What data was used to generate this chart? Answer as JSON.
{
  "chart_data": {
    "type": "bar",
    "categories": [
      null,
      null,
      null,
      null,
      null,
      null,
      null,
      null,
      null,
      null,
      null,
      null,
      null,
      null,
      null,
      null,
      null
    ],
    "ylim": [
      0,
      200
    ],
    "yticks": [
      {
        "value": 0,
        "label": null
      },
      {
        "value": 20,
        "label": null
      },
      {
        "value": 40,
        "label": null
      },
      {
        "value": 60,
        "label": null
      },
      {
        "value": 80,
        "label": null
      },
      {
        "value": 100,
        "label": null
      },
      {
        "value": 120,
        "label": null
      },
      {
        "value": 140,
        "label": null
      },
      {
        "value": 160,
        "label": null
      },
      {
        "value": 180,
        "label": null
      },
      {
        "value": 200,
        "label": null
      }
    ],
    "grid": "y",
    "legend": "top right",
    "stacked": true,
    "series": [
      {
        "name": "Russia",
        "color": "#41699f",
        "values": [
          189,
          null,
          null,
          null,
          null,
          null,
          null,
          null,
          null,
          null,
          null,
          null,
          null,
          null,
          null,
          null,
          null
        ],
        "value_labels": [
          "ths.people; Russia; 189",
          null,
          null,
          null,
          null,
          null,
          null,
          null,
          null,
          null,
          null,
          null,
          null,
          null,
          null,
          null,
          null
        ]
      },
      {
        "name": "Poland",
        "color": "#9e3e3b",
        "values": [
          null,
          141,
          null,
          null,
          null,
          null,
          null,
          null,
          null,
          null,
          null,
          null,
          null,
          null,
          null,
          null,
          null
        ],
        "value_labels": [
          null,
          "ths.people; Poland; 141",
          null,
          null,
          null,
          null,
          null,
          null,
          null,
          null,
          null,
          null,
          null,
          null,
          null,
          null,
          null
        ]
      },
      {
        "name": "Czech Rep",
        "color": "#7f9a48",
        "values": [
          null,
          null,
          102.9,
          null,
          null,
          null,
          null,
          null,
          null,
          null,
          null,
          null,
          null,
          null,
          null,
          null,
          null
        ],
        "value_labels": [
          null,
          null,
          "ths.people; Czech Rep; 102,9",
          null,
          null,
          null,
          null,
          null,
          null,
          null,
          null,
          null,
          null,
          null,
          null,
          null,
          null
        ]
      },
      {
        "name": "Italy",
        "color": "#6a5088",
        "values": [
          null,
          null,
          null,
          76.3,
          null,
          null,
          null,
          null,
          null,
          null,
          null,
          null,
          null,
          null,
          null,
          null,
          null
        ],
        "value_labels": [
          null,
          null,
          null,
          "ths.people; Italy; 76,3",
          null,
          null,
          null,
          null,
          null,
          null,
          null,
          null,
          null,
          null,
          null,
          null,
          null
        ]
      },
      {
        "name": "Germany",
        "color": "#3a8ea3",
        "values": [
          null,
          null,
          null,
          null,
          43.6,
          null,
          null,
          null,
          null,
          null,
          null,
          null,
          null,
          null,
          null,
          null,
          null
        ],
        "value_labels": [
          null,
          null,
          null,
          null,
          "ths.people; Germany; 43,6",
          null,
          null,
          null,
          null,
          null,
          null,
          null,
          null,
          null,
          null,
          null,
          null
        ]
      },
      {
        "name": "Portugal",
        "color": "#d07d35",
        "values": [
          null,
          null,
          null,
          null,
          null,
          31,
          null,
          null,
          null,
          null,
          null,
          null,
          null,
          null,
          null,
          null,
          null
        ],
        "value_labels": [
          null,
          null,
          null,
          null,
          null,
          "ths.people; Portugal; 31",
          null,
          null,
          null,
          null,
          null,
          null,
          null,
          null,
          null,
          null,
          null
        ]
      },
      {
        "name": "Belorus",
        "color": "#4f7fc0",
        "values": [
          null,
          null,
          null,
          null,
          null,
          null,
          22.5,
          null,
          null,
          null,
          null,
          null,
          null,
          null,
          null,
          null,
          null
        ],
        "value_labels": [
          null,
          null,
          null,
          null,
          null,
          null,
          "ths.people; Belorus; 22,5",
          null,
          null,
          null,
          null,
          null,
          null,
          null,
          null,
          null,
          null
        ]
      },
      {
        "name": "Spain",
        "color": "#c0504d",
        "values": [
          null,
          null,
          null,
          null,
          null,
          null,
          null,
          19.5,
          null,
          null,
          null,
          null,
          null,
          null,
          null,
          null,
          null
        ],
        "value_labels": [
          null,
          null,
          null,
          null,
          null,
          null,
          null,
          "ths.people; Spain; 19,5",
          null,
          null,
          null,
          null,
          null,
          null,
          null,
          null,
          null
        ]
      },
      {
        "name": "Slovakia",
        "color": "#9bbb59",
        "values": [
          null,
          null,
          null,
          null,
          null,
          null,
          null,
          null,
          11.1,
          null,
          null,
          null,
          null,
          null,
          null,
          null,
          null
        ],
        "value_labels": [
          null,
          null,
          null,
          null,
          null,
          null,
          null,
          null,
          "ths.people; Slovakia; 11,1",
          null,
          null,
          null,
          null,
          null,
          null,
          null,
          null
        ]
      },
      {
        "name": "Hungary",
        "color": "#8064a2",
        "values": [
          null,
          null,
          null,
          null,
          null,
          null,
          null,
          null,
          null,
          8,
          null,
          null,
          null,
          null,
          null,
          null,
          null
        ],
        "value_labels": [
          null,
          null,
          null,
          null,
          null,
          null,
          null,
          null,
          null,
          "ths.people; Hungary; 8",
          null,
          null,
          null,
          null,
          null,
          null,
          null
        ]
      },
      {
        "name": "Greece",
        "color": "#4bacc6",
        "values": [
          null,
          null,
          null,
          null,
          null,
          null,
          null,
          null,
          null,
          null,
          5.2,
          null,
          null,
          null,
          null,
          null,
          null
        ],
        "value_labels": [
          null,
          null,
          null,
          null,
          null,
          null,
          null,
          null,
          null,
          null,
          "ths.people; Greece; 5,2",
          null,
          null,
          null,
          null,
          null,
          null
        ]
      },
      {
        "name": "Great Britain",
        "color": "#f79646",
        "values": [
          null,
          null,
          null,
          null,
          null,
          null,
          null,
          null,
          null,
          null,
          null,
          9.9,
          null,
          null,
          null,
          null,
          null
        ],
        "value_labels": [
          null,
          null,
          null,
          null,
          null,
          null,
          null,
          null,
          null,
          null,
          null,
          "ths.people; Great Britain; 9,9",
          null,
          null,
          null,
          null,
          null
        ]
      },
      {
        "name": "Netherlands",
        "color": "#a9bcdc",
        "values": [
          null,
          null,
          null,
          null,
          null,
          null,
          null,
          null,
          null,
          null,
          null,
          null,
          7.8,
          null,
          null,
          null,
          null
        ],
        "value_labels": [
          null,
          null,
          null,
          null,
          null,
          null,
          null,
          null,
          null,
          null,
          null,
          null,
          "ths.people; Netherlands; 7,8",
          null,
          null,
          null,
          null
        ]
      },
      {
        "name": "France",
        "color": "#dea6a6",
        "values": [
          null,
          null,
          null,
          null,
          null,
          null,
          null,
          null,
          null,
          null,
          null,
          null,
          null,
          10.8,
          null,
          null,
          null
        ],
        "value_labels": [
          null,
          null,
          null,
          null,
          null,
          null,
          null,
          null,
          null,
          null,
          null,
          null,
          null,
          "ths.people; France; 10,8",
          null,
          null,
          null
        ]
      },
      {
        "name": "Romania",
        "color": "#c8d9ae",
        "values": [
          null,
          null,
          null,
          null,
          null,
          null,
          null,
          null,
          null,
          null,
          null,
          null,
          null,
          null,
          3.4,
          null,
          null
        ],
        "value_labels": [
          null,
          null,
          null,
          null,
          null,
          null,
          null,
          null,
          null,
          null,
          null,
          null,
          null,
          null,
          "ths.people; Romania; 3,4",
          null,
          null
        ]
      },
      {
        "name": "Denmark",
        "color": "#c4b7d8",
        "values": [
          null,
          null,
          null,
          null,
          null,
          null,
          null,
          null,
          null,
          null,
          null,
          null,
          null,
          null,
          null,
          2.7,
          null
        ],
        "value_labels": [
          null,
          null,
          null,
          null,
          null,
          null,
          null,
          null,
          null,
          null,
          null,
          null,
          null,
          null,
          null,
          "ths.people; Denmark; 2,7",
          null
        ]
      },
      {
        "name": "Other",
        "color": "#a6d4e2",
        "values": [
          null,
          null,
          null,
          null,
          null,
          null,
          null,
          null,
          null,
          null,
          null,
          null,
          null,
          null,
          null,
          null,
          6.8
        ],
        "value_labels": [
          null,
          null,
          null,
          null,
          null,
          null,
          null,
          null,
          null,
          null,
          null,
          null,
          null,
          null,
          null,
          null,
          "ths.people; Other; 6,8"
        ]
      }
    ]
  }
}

■ ■ ■

### What you need to do:
Show every line above in which the word "Belorus" occurs.

### Response to this task:
        "name": "Belorus",
          "ths.people; Belorus; 22,5",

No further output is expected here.